§ What the task asks:
Of the lines in this material, how many contain "JSON"? Answer with a single number only.

§ Provided material:

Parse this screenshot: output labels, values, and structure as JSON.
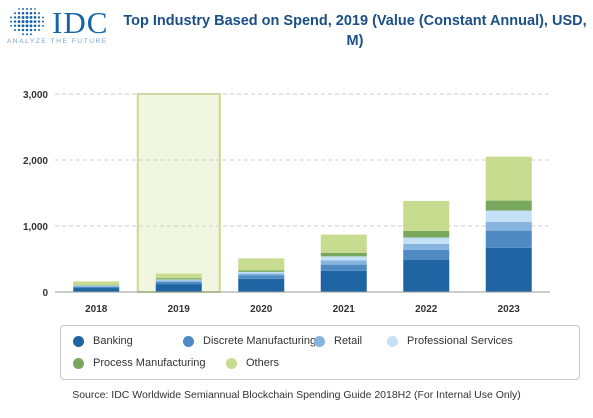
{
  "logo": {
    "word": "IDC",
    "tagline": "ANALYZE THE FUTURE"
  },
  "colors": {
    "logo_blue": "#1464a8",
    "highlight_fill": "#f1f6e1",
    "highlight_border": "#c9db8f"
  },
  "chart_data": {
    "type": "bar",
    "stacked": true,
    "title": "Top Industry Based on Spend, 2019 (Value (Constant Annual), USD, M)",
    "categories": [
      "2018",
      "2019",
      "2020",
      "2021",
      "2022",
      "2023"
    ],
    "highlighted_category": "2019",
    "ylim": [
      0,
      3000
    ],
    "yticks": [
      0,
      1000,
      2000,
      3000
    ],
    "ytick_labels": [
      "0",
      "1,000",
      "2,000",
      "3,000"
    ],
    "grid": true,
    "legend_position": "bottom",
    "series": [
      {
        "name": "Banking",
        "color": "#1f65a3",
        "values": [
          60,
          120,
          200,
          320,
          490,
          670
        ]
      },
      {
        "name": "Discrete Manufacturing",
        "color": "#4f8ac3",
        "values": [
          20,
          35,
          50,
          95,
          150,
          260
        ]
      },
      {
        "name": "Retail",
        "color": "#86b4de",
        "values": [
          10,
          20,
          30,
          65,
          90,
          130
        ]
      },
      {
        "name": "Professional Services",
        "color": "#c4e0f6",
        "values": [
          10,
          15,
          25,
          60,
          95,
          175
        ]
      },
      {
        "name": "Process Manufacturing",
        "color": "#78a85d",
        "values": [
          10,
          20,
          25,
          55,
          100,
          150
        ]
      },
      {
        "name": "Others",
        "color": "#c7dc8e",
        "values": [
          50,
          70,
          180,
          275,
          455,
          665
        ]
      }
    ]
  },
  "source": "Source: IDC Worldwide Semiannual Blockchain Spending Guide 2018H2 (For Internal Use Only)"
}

==

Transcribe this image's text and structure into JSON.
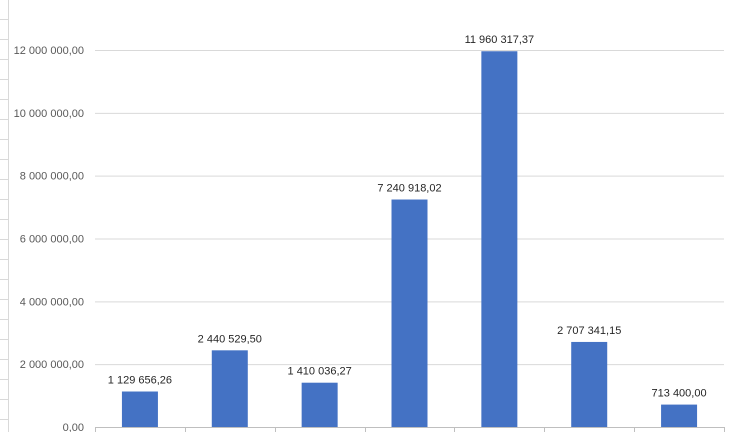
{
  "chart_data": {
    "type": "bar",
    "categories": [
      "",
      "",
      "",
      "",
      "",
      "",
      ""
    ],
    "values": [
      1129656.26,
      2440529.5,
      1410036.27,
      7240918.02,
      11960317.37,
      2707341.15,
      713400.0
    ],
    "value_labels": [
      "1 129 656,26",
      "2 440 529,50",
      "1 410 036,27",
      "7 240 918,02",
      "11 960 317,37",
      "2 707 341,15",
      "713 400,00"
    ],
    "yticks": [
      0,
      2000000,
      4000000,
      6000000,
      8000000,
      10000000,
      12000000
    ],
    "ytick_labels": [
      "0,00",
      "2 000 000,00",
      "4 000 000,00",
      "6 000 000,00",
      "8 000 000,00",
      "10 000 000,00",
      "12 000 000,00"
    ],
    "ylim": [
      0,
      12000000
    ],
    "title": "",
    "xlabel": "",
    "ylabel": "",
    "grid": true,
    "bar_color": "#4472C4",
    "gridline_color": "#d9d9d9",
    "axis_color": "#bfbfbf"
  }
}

...

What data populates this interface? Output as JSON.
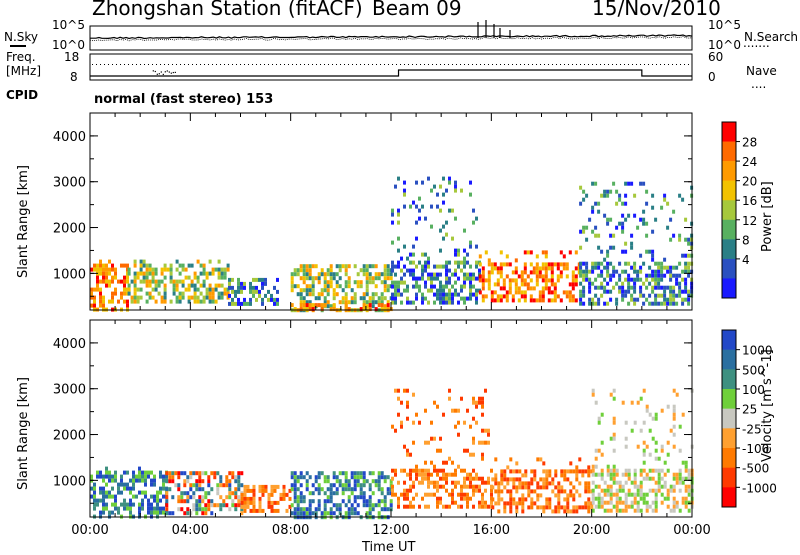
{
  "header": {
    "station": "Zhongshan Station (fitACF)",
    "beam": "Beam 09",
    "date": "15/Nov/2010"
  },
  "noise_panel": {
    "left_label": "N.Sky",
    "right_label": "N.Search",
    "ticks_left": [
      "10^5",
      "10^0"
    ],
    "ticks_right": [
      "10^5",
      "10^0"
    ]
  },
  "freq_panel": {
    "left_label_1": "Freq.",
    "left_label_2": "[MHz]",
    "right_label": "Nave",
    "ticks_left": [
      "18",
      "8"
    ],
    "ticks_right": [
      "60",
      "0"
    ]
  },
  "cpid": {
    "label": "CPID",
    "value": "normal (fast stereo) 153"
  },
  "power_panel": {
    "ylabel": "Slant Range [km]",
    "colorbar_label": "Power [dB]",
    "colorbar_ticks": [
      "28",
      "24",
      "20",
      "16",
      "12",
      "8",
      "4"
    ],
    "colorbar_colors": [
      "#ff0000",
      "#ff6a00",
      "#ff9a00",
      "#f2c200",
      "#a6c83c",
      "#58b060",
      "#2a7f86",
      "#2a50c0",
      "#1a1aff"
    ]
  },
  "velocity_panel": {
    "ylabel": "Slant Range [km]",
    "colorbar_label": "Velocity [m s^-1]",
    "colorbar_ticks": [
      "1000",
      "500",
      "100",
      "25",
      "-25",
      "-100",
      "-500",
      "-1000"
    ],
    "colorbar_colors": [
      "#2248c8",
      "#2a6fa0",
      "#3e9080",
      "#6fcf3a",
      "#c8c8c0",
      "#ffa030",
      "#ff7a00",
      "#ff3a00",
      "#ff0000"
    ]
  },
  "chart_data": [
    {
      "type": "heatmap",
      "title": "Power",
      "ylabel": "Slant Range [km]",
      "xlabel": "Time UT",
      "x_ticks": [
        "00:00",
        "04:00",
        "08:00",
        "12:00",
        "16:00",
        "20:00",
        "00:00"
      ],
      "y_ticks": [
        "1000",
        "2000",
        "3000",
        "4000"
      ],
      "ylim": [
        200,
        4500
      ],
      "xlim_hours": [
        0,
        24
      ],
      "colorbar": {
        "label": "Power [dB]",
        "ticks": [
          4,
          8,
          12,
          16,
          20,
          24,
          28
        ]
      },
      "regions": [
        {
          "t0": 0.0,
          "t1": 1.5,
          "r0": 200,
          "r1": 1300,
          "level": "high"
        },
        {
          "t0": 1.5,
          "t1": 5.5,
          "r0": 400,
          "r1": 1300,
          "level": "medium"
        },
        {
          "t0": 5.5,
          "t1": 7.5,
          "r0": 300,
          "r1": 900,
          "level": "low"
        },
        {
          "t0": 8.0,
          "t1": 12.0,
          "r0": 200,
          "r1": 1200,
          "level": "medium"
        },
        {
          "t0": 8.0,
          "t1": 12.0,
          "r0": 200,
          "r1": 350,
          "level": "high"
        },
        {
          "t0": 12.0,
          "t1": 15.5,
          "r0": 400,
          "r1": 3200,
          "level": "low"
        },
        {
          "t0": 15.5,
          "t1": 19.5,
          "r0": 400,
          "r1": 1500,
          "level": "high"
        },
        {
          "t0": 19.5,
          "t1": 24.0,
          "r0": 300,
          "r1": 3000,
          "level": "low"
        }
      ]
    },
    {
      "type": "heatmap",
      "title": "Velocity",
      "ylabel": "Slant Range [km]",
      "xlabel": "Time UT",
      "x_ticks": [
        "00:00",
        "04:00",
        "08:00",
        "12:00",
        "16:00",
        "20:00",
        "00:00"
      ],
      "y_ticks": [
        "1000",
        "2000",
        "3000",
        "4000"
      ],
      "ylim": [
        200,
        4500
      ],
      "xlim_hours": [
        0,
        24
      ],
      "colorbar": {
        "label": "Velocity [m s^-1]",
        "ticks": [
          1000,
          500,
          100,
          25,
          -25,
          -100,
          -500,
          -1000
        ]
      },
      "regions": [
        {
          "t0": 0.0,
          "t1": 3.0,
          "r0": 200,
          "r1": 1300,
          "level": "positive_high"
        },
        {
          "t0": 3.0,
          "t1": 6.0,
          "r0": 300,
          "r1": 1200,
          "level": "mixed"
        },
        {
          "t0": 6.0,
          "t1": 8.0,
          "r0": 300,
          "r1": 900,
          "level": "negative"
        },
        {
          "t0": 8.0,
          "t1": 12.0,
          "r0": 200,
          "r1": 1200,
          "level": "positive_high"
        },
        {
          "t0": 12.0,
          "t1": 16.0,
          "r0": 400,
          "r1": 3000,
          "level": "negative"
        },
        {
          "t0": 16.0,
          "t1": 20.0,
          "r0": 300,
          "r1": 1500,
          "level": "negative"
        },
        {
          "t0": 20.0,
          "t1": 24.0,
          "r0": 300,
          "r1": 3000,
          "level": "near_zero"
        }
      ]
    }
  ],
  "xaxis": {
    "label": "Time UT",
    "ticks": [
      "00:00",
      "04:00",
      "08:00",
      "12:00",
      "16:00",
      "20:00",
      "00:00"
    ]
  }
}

§ Result:
3